• [WRITTEN TASK] Return a copy of every line in the records that includes the word "entities".

• [Saved entries]

____________

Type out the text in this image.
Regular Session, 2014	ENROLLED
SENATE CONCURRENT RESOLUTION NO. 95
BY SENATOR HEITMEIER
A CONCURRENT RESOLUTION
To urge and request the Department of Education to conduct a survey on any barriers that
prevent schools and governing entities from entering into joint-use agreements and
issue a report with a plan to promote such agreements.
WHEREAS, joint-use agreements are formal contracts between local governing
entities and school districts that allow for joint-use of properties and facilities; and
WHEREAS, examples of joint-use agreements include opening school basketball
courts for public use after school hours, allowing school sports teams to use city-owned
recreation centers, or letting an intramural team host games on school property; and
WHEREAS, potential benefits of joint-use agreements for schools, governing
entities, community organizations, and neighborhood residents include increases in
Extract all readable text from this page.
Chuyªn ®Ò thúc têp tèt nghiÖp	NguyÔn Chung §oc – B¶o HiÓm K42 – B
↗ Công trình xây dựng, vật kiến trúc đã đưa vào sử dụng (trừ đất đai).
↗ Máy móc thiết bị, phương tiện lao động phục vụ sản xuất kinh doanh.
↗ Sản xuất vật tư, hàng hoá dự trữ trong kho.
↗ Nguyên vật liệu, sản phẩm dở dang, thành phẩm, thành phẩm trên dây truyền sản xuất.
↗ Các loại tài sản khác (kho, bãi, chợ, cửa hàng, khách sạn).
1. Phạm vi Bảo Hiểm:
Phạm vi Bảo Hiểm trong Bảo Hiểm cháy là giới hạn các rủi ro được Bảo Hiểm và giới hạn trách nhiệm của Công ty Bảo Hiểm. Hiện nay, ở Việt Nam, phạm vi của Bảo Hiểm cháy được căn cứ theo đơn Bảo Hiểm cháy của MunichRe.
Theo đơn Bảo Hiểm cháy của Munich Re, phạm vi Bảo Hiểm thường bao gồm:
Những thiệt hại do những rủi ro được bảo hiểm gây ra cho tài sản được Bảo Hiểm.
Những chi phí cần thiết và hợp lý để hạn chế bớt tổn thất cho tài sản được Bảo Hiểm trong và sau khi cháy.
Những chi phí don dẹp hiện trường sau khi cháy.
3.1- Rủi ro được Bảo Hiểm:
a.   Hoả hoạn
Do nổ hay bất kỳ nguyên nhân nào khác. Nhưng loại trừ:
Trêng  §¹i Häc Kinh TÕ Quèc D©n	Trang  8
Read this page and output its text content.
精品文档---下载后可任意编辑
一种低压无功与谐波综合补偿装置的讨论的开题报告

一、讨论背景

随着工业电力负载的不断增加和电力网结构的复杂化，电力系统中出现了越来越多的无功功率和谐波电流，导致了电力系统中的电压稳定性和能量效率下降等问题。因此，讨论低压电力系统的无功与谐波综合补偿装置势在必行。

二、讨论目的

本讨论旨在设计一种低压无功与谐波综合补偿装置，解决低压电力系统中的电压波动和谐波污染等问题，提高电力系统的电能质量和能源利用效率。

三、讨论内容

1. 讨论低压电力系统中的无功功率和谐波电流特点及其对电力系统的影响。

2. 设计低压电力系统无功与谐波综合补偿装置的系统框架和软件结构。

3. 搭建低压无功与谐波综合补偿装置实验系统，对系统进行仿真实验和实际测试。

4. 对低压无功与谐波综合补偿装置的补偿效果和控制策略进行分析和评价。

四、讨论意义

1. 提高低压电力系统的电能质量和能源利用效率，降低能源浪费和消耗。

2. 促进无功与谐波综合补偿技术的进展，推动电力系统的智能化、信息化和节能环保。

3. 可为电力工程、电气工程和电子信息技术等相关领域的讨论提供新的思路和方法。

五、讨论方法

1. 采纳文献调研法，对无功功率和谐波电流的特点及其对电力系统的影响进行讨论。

____________

• [FINISHED TASK]
prevent schools and governing entities from entering into joint-use agreements and
entities and school districts that allow for joint-use of properties and facilities; and
entities, community organizations, and neighborhood residents include increases in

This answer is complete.